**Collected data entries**
>> BEGIN

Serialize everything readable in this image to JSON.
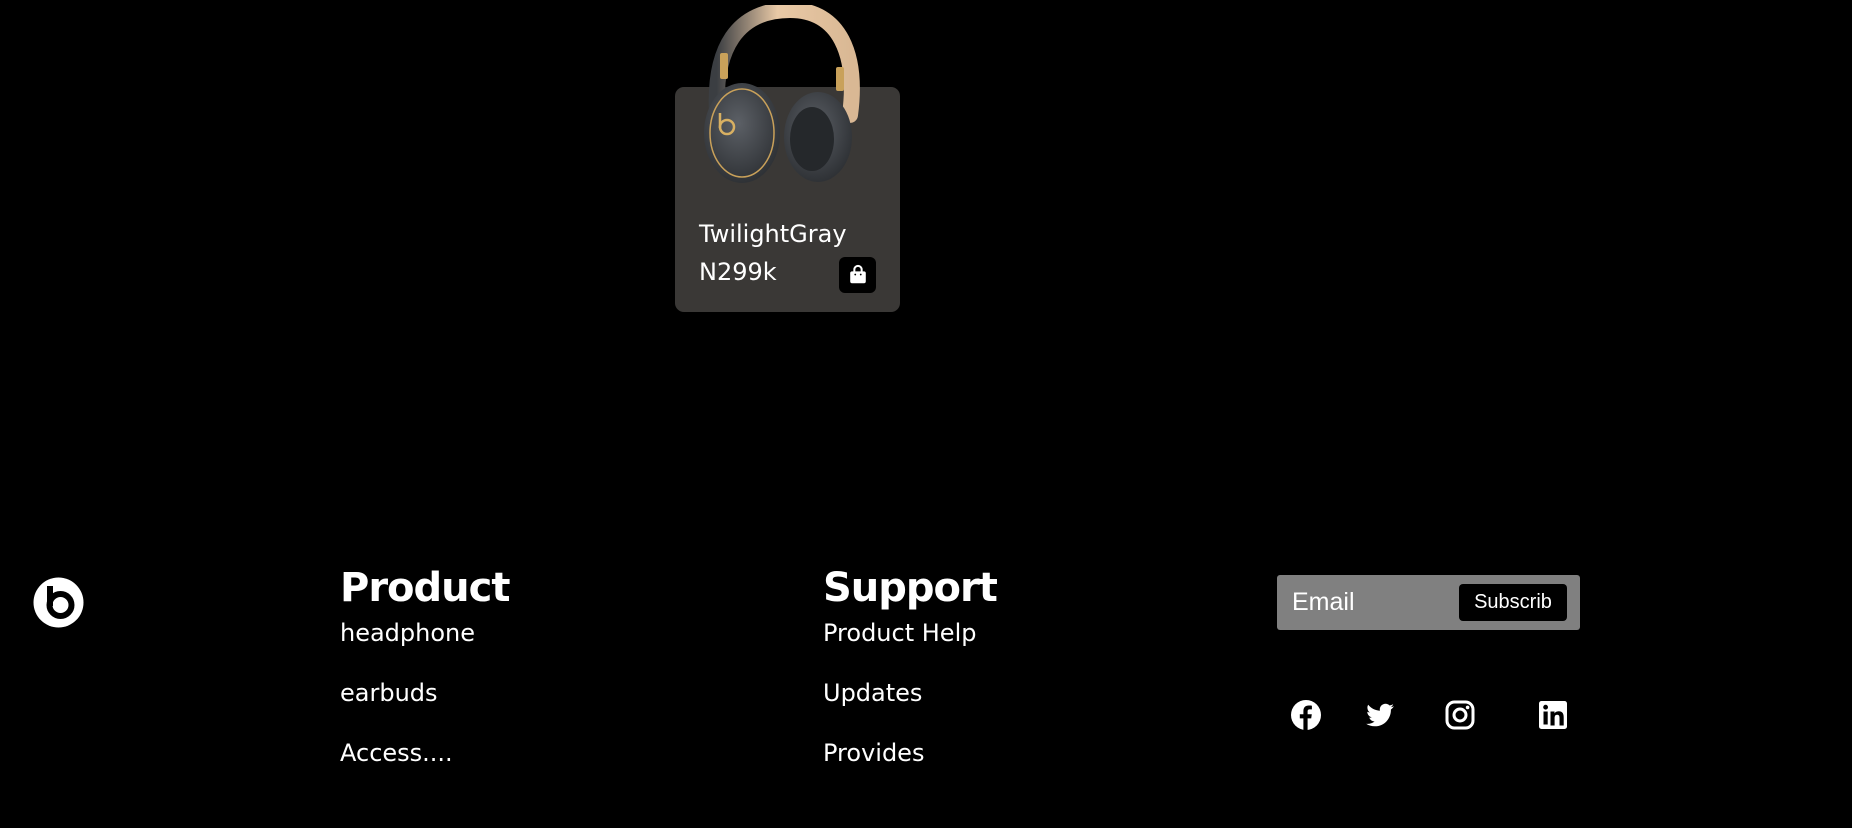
{
  "product": {
    "name": "TwilightGray",
    "price": "N299k",
    "image_icon": "headphones-image",
    "cart_icon": "shopping-bag-icon"
  },
  "footer": {
    "logo_icon": "beats-logo-icon",
    "product_column": {
      "heading": "Product",
      "links": [
        "headphone",
        "earbuds",
        "Access...."
      ]
    },
    "support_column": {
      "heading": "Support",
      "links": [
        "Product Help",
        "Updates",
        "Provides"
      ]
    },
    "subscribe": {
      "email_placeholder": "Email",
      "button_label": "Subscrib"
    },
    "social_icons": [
      "facebook-icon",
      "twitter-icon",
      "instagram-icon",
      "linkedin-icon"
    ]
  },
  "colors": {
    "background": "#000000",
    "card": "#3a3836",
    "subscribe_box": "#808080",
    "text": "#ffffff"
  }
}
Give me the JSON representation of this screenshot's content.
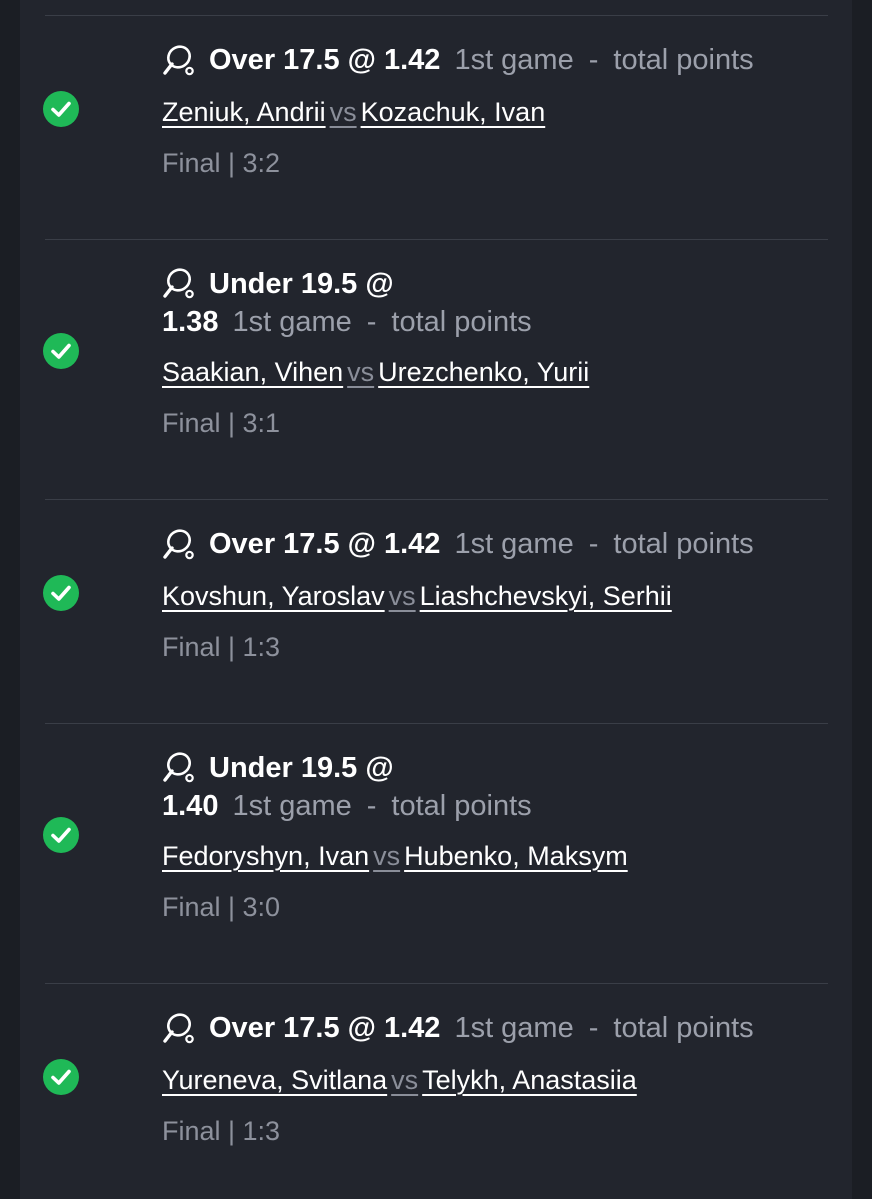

>> END

**PROBLEM TO SOLVE**
From the data above, show each line that contains "this".

**EXPECTED OUTPUT**
Serialize everything readable in this image to JSON.
Give me the JSON representation of this screenshot's content.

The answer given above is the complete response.